GOAL OF THE EXERCISE: Return each entry exactly, omitting nothing.

SUPPLIED MATERIAL:
————
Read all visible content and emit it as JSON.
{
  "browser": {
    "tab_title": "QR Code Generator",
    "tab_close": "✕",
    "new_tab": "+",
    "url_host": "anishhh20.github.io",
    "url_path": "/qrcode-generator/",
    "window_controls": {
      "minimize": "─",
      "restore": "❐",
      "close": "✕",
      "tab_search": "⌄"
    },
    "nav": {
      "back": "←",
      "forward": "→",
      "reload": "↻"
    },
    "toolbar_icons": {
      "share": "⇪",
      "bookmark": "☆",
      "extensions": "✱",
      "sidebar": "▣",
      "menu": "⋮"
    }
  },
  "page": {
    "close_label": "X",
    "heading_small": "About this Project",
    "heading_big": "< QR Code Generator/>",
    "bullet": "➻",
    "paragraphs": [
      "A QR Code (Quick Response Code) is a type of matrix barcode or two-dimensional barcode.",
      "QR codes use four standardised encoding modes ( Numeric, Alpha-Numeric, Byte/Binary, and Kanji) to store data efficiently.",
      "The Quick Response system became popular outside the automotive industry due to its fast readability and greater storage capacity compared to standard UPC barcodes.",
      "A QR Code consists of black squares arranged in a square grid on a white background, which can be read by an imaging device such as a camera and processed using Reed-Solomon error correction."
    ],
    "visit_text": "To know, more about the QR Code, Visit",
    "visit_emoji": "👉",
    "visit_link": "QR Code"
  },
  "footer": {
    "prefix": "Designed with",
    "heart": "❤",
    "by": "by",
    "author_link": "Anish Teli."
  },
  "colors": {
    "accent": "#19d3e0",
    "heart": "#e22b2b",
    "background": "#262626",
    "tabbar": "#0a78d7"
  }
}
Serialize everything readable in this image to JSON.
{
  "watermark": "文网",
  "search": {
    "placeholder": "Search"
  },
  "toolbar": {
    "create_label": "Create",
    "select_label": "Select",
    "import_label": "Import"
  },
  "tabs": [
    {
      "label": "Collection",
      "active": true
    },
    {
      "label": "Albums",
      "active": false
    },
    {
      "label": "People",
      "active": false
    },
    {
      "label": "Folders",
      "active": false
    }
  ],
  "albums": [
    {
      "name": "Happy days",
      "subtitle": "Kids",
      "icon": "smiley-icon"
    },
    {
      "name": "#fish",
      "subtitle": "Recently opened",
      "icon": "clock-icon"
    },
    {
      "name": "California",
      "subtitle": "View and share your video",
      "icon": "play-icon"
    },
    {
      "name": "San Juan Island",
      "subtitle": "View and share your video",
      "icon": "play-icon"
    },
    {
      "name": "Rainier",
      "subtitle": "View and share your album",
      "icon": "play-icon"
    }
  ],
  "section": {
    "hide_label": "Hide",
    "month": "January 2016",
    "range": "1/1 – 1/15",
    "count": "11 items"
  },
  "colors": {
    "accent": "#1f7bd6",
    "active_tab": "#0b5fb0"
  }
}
————
PROBLEM SOLUTION:
Read all visible content and emit it as JSON.
{
  "browser": {
    "tab_title": "QR Code Generator",
    "tab_close": "✕",
    "new_tab": "+",
    "url_host": "anishhh20.github.io",
    "url_path": "/qrcode-generator/",
    "window_controls": {
      "minimize": "─",
      "restore": "❐",
      "close": "✕",
      "tab_search": "⌄"
    },
    "nav": {
      "back": "←",
      "forward": "→",
      "reload": "↻"
    },
    "toolbar_icons": {
      "share": "⇪",
      "bookmark": "☆",
      "extensions": "✱",
      "sidebar": "▣",
      "menu": "⋮"
    }
  },
  "page": {
    "close_label": "X",
    "heading_small": "About this Project",
    "heading_big": "< QR Code Generator/>",
    "bullet": "➻",
    "paragraphs": [
      "A QR Code (Quick Response Code) is a type of matrix barcode or two-dimensional barcode.",
      "QR codes use four standardised encoding modes ( Numeric, Alpha-Numeric, Byte/Binary, and Kanji) to store data efficiently.",
      "The Quick Response system became popular outside the automotive industry due to its fast readability and greater storage capacity compared to standard UPC barcodes.",
      "A QR Code consists of black squares arranged in a square grid on a white background, which can be read by an imaging device such as a camera and processed using Reed-Solomon error correction."
    ],
    "visit_text": "To know, more about the QR Code, Visit",
    "visit_emoji": "👉",
    "visit_link": "QR Code"
  },
  "footer": {
    "prefix": "Designed with",
    "heart": "❤",
    "by": "by",
    "author_link": "Anish Teli."
  },
  "colors": {
    "accent": "#19d3e0",
    "heart": "#e22b2b",
    "background": "#262626",
    "tabbar": "#0a78d7"
  }
}
Serialize everything readable in this image to JSON.
{
  "watermark": "文网",
  "search": {
    "placeholder": "Search"
  },
  "toolbar": {
    "create_label": "Create",
    "select_label": "Select",
    "import_label": "Import"
  },
  "tabs": [
    {
      "label": "Collection",
      "active": true
    },
    {
      "label": "Albums",
      "active": false
    },
    {
      "label": "People",
      "active": false
    },
    {
      "label": "Folders",
      "active": false
    }
  ],
  "albums": [
    {
      "name": "Happy days",
      "subtitle": "Kids",
      "icon": "smiley-icon"
    },
    {
      "name": "#fish",
      "subtitle": "Recently opened",
      "icon": "clock-icon"
    },
    {
      "name": "California",
      "subtitle": "View and share your video",
      "icon": "play-icon"
    },
    {
      "name": "San Juan Island",
      "subtitle": "View and share your video",
      "icon": "play-icon"
    },
    {
      "name": "Rainier",
      "subtitle": "View and share your album",
      "icon": "play-icon"
    }
  ],
  "section": {
    "hide_label": "Hide",
    "month": "January 2016",
    "range": "1/1 – 1/15",
    "count": "11 items"
  },
  "colors": {
    "accent": "#1f7bd6",
    "active_tab": "#0b5fb0"
  }
}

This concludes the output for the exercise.